- _EXERCISE REQUIREMENTS_
Write out every line of the material as it stands, apart from the pictures.

- _EXTRACTED MATERIAL_
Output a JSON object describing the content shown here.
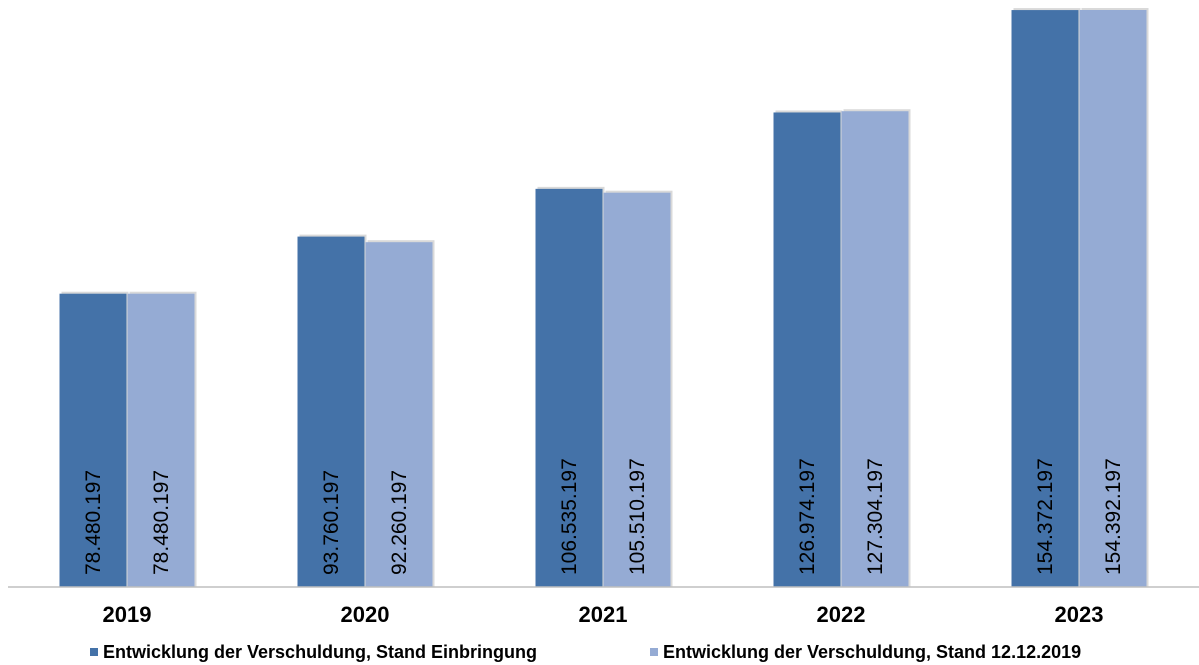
{
  "chart_data": {
    "type": "bar",
    "categories": [
      "2019",
      "2020",
      "2021",
      "2022",
      "2023"
    ],
    "series": [
      {
        "name": "Entwicklung der Verschuldung, Stand Einbringung",
        "color": "#4472a8",
        "values": [
          78480197,
          93760197,
          106535197,
          126974197,
          154372197
        ],
        "labels": [
          "78.480.197",
          "93.760.197",
          "106.535.197",
          "126.974.197",
          "154.372.197"
        ]
      },
      {
        "name": "Entwicklung der Verschuldung, Stand 12.12.2019",
        "color": "#95abd4",
        "values": [
          78480197,
          92260197,
          105510197,
          127304197,
          154392197
        ],
        "labels": [
          "78.480.197",
          "92.260.197",
          "105.510.197",
          "127.304.197",
          "154.392.197"
        ]
      }
    ],
    "ylim": [
      0,
      154392197
    ],
    "grid": false,
    "legend_position": "bottom"
  }
}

- _REPLY TO THE EXERCISE_
Output a JSON object describing the content shown here.
{
  "chart_data": {
    "type": "bar",
    "categories": [
      "2019",
      "2020",
      "2021",
      "2022",
      "2023"
    ],
    "series": [
      {
        "name": "Entwicklung der Verschuldung, Stand Einbringung",
        "color": "#4472a8",
        "values": [
          78480197,
          93760197,
          106535197,
          126974197,
          154372197
        ],
        "labels": [
          "78.480.197",
          "93.760.197",
          "106.535.197",
          "126.974.197",
          "154.372.197"
        ]
      },
      {
        "name": "Entwicklung der Verschuldung, Stand 12.12.2019",
        "color": "#95abd4",
        "values": [
          78480197,
          92260197,
          105510197,
          127304197,
          154392197
        ],
        "labels": [
          "78.480.197",
          "92.260.197",
          "105.510.197",
          "127.304.197",
          "154.392.197"
        ]
      }
    ],
    "ylim": [
      0,
      154392197
    ],
    "grid": false,
    "legend_position": "bottom"
  }
}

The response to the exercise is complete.